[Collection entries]
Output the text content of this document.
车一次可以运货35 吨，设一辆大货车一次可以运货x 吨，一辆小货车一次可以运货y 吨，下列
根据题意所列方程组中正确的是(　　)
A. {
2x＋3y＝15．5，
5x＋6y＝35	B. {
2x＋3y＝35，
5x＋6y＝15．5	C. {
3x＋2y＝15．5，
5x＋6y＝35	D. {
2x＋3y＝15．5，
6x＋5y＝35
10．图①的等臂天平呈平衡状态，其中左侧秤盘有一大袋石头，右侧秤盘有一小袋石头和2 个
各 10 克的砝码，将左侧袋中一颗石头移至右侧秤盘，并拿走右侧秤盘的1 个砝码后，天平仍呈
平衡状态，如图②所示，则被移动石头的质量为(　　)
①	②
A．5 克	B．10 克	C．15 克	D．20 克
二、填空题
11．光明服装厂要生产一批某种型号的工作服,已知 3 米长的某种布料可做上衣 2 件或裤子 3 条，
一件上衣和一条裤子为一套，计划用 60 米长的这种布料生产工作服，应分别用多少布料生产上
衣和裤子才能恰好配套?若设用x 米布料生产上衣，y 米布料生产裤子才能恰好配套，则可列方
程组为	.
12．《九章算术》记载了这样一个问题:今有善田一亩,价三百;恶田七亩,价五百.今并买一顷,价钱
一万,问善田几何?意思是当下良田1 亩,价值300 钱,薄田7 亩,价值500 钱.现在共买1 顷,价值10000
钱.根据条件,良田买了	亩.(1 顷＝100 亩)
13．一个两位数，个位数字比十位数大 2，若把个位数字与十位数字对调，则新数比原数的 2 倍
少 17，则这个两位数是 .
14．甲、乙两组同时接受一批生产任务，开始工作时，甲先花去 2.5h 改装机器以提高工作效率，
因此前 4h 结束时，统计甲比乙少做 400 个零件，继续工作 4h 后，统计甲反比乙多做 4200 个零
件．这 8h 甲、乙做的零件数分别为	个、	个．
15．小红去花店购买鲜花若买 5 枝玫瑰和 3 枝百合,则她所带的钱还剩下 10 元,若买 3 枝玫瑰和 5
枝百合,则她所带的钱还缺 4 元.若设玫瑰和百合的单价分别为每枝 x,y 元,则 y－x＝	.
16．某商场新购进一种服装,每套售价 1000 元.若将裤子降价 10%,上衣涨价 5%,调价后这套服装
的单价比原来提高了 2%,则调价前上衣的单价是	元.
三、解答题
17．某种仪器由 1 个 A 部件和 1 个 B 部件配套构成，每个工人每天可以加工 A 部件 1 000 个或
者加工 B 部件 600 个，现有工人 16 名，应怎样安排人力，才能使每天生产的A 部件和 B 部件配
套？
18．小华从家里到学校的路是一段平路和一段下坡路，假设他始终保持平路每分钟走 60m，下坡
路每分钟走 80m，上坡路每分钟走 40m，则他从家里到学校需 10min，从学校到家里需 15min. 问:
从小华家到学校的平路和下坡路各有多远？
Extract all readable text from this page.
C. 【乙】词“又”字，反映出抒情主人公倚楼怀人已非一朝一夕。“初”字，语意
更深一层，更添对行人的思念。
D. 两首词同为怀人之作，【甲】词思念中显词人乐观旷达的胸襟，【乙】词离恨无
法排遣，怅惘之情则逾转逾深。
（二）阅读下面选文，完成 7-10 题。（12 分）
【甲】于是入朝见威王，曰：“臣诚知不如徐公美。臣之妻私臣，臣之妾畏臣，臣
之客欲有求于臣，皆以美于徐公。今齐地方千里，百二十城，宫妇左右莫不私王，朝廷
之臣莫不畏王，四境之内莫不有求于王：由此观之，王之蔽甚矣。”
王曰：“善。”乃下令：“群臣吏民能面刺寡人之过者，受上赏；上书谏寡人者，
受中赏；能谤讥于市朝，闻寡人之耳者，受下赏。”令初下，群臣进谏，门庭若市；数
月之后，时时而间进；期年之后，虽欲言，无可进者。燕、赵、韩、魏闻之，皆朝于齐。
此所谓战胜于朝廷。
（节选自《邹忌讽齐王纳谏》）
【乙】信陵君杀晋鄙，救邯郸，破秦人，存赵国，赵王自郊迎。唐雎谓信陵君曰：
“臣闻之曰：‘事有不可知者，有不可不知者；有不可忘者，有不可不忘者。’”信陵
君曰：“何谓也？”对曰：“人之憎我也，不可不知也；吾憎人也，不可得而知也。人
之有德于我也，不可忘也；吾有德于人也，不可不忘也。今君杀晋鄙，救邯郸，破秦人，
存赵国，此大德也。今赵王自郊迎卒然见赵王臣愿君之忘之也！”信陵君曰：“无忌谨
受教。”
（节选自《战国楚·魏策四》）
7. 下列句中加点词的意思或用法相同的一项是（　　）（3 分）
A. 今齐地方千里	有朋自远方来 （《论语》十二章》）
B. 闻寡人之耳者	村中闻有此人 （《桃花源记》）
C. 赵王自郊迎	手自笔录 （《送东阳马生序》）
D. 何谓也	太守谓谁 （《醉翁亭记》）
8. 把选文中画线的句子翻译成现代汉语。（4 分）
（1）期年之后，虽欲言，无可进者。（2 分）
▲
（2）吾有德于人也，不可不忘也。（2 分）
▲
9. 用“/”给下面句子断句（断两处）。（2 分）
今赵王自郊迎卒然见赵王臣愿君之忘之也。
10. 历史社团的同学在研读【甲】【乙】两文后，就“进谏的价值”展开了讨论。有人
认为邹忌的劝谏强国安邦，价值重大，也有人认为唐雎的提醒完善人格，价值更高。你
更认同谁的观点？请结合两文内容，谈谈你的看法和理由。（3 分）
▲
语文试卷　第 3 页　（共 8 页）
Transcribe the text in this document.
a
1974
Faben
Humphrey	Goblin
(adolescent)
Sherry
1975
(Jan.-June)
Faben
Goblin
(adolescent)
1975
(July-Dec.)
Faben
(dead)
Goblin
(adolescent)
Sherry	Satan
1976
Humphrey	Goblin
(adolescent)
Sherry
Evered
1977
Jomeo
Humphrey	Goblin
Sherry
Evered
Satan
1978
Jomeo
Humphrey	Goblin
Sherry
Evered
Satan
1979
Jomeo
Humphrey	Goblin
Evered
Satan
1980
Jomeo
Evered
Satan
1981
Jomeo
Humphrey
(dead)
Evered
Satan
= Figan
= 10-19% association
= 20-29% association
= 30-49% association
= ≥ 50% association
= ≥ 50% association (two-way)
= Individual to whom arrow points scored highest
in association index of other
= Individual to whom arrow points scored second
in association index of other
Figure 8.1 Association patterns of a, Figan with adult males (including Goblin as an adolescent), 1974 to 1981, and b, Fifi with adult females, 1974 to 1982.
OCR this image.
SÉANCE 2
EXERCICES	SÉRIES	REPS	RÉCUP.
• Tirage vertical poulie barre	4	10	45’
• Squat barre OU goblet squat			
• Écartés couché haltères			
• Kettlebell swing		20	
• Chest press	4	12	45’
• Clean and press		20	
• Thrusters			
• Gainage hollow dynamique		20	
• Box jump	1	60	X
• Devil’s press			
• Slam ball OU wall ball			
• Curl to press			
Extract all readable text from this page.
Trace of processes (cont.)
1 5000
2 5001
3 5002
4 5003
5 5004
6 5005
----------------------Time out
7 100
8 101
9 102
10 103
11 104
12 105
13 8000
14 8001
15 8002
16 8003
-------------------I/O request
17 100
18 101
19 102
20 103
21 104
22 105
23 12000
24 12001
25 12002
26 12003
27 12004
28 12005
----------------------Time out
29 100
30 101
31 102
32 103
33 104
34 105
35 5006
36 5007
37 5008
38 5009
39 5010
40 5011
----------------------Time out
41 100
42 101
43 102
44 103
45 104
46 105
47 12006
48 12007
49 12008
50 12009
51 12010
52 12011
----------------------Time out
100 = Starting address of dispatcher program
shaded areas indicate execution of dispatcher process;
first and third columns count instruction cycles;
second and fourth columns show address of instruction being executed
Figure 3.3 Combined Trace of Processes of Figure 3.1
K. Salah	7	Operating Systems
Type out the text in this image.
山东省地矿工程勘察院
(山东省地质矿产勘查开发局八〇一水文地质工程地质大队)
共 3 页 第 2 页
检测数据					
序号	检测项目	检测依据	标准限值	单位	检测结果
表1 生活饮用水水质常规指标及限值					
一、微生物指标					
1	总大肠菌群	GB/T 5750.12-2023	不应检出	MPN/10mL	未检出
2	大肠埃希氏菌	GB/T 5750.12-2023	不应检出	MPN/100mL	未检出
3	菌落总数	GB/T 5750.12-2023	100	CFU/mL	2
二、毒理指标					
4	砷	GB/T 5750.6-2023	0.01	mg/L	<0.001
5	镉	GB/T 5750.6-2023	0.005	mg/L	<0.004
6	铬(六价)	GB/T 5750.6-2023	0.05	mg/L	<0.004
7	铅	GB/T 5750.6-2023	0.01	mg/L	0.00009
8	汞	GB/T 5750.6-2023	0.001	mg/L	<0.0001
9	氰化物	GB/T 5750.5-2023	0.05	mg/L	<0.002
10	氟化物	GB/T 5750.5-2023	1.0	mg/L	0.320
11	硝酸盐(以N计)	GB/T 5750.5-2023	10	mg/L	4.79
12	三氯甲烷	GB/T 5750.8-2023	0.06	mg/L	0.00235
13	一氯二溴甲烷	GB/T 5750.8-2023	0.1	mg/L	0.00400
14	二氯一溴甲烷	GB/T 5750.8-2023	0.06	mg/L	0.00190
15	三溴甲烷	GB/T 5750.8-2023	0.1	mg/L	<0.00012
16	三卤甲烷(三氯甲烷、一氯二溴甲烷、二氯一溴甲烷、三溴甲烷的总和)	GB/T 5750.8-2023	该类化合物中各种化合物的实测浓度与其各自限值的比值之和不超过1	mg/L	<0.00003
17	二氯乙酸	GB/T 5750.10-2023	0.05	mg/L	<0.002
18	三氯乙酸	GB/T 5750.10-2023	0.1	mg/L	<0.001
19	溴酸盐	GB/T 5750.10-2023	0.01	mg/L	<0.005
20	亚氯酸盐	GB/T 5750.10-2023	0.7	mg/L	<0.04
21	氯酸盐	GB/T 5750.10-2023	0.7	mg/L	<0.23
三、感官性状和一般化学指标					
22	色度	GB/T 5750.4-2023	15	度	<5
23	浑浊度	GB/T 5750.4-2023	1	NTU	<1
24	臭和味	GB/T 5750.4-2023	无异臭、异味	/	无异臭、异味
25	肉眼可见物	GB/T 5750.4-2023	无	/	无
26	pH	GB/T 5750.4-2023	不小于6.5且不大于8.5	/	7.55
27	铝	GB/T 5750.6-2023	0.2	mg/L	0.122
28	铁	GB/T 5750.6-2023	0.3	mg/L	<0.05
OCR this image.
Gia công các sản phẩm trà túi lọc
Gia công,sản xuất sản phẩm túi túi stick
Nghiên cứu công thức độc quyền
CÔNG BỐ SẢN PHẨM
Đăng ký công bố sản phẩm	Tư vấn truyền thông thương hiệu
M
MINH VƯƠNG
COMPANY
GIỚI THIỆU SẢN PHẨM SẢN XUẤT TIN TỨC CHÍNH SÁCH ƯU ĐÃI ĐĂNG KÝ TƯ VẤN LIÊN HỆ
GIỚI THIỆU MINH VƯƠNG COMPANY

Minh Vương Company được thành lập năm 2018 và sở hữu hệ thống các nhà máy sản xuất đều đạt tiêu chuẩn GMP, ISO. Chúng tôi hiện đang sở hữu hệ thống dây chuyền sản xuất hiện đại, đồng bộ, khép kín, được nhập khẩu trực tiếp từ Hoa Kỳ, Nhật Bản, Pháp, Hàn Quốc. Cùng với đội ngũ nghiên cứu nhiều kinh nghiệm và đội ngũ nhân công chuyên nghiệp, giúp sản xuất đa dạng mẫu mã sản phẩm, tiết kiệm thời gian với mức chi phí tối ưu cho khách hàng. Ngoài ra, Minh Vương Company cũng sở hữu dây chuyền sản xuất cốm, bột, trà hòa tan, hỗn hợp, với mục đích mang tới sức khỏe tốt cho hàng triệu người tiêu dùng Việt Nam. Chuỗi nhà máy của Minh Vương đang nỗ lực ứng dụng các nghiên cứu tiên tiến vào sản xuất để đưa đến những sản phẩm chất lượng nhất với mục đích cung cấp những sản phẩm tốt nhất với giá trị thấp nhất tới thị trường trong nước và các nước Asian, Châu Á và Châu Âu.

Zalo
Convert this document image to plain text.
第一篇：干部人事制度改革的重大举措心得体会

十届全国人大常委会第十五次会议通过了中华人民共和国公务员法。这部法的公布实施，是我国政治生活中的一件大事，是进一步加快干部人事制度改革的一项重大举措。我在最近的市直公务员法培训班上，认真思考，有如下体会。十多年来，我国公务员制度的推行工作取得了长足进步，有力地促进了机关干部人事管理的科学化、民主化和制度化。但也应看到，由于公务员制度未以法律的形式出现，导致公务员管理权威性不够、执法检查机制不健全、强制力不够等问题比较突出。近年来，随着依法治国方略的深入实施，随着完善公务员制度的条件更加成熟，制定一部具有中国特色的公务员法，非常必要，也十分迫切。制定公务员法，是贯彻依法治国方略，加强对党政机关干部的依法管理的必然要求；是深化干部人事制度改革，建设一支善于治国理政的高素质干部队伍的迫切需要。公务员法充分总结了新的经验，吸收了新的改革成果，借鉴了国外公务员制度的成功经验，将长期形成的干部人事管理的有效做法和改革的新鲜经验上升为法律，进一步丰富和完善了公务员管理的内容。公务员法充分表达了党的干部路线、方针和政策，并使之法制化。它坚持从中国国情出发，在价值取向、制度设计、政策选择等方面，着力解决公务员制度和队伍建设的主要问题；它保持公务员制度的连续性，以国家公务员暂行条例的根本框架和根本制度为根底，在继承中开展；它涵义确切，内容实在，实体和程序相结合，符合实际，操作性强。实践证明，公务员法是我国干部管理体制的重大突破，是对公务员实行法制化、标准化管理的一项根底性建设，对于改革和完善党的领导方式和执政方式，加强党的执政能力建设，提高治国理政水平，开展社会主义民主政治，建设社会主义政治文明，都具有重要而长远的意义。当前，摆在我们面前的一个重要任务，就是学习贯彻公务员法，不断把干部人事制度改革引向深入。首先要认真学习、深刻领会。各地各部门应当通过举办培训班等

Set exercise »
Return only the number of lines in the entries that contain the string "Individual".

Full solution »
2